## GOAL
Scan the data below and pick out the lines containing the word "detached".

## Figure data in JSON
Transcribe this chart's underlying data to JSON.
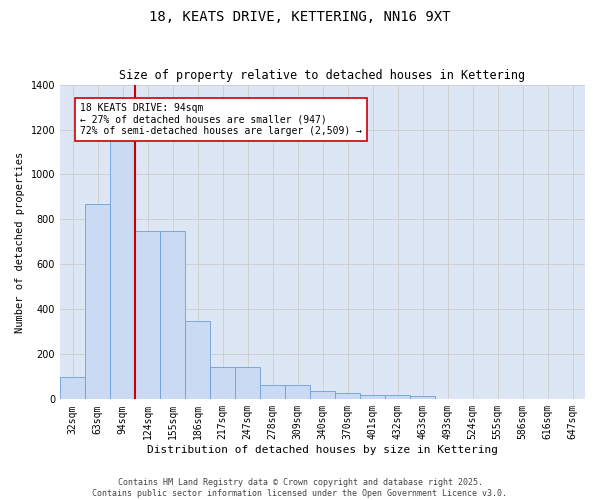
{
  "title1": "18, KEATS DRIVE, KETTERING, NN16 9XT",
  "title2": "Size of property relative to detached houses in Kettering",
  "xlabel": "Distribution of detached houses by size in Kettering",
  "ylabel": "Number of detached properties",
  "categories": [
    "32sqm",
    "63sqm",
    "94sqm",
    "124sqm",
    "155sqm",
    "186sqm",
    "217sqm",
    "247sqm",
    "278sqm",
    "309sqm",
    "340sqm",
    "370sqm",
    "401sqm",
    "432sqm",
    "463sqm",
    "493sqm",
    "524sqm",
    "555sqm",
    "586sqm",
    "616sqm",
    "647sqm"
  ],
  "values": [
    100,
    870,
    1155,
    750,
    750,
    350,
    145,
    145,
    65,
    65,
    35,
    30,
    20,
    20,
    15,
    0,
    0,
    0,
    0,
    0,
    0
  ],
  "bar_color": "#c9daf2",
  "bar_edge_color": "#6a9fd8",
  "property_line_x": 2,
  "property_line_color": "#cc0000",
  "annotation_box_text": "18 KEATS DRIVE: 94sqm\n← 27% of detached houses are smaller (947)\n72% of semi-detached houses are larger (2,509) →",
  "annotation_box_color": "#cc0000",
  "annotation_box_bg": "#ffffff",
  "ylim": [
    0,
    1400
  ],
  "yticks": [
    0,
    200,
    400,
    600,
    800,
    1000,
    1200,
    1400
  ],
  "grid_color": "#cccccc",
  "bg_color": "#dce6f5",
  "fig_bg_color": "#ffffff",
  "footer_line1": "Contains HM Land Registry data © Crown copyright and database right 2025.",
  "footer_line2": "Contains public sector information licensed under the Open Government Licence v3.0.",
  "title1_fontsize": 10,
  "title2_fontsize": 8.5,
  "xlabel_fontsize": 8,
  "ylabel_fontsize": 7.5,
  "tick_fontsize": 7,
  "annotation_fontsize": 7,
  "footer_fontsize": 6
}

==

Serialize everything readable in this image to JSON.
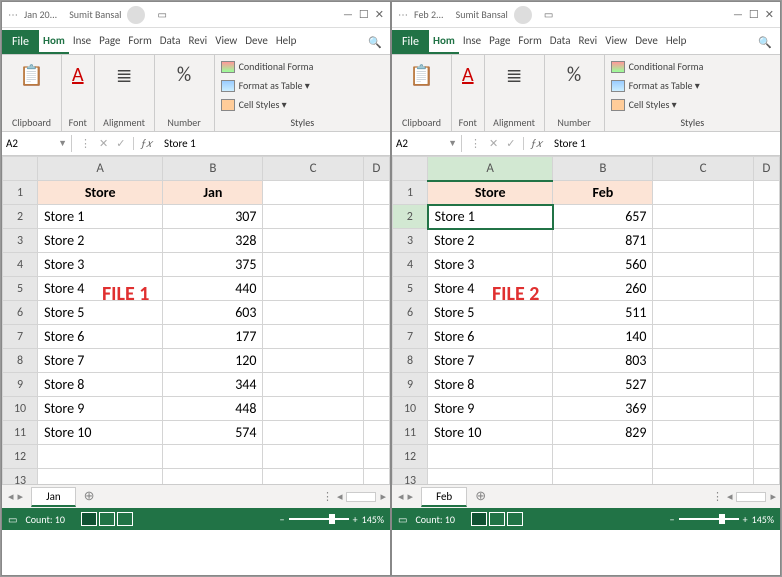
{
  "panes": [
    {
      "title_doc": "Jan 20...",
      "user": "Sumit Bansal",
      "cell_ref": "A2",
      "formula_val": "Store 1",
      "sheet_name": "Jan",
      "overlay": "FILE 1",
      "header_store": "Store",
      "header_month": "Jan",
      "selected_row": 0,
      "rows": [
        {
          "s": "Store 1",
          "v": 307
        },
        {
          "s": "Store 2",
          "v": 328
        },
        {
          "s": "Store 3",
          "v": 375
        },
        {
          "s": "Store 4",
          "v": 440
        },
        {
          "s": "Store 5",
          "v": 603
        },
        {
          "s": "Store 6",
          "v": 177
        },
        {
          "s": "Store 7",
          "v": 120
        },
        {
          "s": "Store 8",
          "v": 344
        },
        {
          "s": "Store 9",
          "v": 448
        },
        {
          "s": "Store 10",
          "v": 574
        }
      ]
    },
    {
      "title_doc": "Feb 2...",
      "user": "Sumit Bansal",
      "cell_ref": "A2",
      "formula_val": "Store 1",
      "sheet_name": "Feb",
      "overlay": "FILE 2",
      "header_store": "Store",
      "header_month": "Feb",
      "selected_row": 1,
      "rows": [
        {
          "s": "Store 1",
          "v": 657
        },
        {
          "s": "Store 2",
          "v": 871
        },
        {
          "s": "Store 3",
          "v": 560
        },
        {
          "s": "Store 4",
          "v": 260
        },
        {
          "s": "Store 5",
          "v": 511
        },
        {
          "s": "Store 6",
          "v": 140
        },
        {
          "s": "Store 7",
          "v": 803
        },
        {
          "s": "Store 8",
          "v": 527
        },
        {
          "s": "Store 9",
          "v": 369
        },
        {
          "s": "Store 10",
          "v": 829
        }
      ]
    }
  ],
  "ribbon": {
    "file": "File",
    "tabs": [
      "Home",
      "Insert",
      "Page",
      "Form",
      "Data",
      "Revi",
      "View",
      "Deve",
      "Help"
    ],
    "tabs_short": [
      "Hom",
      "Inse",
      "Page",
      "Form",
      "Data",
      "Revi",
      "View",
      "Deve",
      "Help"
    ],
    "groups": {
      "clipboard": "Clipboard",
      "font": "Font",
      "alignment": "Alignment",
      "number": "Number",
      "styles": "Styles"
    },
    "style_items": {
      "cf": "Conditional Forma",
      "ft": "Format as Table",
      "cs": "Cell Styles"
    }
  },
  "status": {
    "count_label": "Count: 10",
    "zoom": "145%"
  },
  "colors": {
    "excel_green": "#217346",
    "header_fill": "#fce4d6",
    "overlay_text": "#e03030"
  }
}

## EXERCISE RESULT
  "title2": "Size of property relative to detached houses in Kettering",
  "xlabel": "Distribution of detached houses by size in Kettering",
  "ylabel": "Number of detached properties",
  "annotation_box_text": "18 KEATS DRIVE: 94sqm\n← 27% of detached houses are smaller (947)\n72% of semi-detached houses are larger (2,509) →",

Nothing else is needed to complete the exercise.